§ **Directive**: How many lines hold the string "start"? Give only the number.

§ **Record excerpts**:

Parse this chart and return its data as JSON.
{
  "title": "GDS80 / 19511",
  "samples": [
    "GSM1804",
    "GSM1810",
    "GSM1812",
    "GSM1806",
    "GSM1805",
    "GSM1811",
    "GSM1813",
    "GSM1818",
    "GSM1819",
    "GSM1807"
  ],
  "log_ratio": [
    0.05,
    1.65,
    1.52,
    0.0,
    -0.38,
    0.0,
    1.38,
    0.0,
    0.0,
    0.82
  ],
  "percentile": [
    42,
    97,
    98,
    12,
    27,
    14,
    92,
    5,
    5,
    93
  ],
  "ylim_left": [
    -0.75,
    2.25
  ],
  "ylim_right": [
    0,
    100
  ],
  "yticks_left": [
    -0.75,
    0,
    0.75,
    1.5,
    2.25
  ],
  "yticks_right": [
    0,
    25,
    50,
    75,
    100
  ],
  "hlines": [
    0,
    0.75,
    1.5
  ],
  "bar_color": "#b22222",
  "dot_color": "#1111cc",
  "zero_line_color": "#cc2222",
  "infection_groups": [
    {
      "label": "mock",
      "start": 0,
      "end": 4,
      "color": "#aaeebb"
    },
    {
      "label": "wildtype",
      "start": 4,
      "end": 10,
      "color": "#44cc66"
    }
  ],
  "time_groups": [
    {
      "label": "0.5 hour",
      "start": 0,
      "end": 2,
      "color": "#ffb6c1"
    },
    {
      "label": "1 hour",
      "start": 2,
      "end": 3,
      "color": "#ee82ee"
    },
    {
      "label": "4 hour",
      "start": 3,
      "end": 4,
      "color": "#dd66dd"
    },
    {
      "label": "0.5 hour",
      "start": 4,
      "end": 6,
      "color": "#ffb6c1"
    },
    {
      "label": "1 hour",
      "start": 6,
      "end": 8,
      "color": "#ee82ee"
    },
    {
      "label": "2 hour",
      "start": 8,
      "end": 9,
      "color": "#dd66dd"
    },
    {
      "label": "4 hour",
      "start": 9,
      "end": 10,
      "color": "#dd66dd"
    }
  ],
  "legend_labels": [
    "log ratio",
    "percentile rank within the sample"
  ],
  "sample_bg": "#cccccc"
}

§ **Reply to the exercise**: 9